◆ GIVEN EXERCISE: Find the lines holding "price" and copy them.

◆ RECORD EXTRACTS:
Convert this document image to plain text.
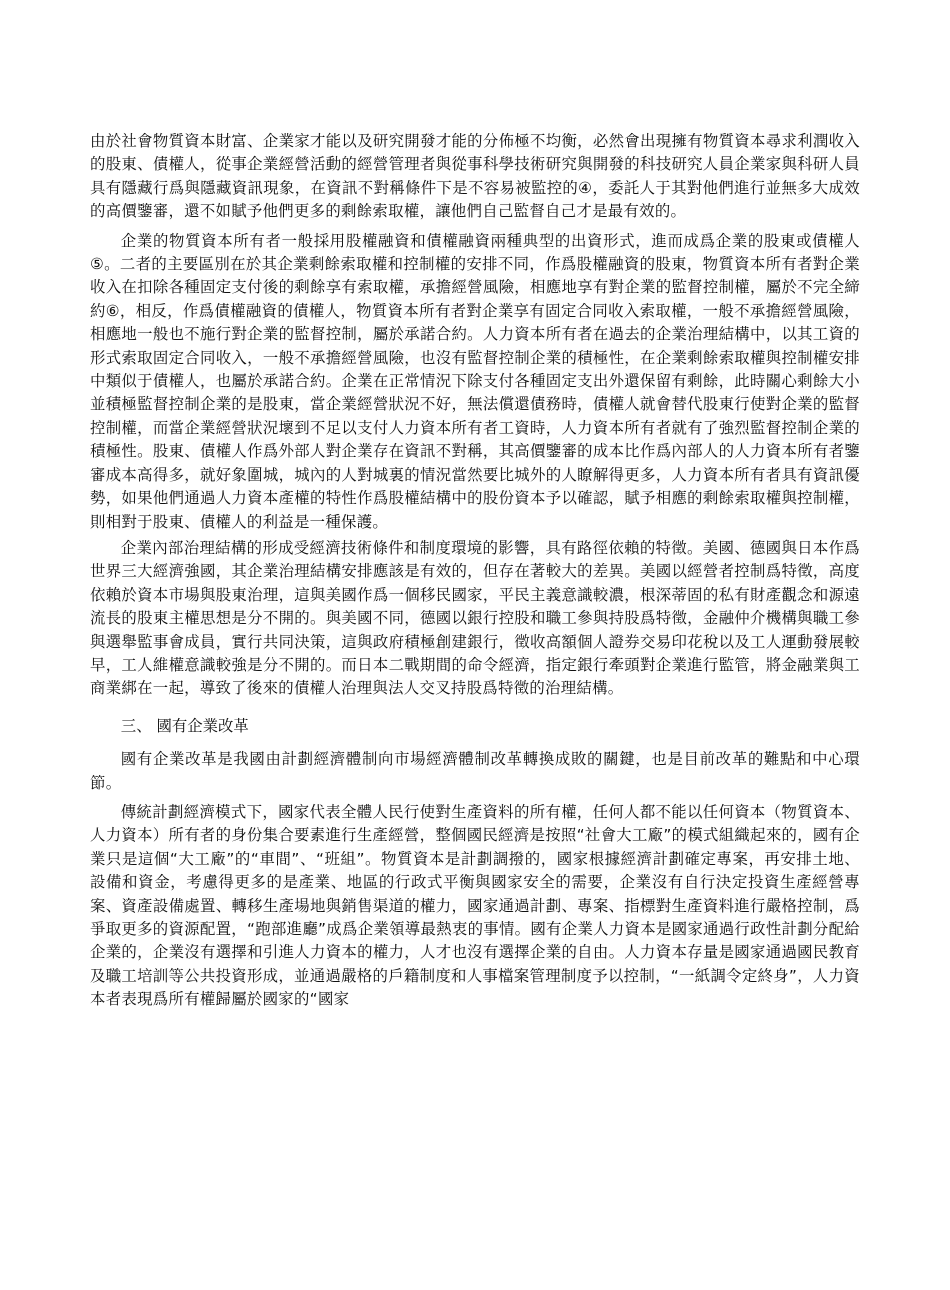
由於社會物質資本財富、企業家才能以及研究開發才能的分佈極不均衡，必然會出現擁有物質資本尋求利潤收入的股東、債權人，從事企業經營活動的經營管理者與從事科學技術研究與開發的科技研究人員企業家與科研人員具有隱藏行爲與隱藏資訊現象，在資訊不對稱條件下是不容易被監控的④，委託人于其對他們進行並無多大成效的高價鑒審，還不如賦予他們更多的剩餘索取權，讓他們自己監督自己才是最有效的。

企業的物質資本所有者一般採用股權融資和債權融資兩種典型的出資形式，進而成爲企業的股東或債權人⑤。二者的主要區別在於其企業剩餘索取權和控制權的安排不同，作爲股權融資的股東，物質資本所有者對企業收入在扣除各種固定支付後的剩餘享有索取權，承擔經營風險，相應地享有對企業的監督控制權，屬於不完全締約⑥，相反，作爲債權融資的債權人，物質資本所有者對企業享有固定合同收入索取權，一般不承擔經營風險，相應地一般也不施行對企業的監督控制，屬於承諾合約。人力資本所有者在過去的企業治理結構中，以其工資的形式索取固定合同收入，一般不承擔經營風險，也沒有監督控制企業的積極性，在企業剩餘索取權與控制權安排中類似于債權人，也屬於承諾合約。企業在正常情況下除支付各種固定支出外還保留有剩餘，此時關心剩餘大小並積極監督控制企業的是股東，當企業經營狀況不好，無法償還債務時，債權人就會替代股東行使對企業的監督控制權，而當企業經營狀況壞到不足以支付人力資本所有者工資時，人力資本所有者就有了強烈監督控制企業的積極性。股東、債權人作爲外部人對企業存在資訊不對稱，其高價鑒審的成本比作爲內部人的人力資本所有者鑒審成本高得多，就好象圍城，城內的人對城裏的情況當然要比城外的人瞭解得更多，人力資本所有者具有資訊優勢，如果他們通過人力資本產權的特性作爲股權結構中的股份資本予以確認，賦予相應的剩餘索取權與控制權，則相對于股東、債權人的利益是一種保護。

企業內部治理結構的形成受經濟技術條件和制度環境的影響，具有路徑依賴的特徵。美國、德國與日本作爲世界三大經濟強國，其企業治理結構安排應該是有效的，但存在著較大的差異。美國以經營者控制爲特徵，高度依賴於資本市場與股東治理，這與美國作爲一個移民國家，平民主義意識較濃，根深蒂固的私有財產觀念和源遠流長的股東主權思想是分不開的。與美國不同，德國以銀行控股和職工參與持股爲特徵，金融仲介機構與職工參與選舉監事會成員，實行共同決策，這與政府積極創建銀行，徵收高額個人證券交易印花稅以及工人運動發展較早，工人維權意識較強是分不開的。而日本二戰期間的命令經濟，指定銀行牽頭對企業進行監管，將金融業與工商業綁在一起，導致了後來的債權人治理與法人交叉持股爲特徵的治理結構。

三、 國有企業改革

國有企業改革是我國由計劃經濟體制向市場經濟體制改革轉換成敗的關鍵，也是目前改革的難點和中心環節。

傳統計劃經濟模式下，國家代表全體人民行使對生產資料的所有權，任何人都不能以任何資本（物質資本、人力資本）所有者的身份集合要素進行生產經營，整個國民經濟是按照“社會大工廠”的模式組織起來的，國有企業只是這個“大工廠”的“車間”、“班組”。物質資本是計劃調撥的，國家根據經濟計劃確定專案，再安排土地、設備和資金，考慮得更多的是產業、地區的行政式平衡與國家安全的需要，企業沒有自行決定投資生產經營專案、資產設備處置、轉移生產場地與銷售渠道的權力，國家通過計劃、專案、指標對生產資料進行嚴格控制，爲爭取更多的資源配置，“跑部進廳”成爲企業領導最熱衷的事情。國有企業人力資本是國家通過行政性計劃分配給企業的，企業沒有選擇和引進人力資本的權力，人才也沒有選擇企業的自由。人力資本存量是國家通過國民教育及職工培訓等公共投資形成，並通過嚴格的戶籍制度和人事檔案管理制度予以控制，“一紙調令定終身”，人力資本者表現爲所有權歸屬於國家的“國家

--

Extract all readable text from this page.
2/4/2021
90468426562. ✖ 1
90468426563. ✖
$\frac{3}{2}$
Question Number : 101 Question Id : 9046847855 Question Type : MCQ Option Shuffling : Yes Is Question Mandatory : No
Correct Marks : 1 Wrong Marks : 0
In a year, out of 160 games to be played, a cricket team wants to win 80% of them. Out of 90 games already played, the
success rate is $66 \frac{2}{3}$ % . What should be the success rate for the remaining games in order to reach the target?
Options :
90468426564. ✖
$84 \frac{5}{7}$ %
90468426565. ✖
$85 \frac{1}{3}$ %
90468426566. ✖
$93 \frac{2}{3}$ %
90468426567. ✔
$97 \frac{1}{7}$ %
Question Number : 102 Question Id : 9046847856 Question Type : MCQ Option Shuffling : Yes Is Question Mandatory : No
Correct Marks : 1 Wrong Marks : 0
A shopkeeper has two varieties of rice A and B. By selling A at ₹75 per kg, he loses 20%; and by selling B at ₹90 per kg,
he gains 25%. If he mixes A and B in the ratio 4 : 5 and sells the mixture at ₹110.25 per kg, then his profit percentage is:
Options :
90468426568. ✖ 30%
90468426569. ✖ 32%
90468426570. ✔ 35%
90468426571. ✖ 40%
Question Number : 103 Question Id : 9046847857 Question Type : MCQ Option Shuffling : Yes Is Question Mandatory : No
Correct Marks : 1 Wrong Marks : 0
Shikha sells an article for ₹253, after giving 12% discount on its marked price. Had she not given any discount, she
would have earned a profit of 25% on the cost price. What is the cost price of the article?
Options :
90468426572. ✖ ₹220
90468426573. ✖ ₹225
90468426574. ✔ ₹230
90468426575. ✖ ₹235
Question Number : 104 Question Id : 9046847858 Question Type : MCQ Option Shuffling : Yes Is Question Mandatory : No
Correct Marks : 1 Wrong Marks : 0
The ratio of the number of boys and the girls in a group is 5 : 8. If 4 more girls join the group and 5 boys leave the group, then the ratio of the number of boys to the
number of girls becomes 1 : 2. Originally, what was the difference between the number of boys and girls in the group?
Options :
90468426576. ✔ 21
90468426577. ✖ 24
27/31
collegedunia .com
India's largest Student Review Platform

◆ SOLVED PROBLEM:
Shikha sells an article for ₹253, after giving 12% discount on its marked price. Had she not given any discount, she
would have earned a profit of 25% on the cost price. What is the cost price of the article?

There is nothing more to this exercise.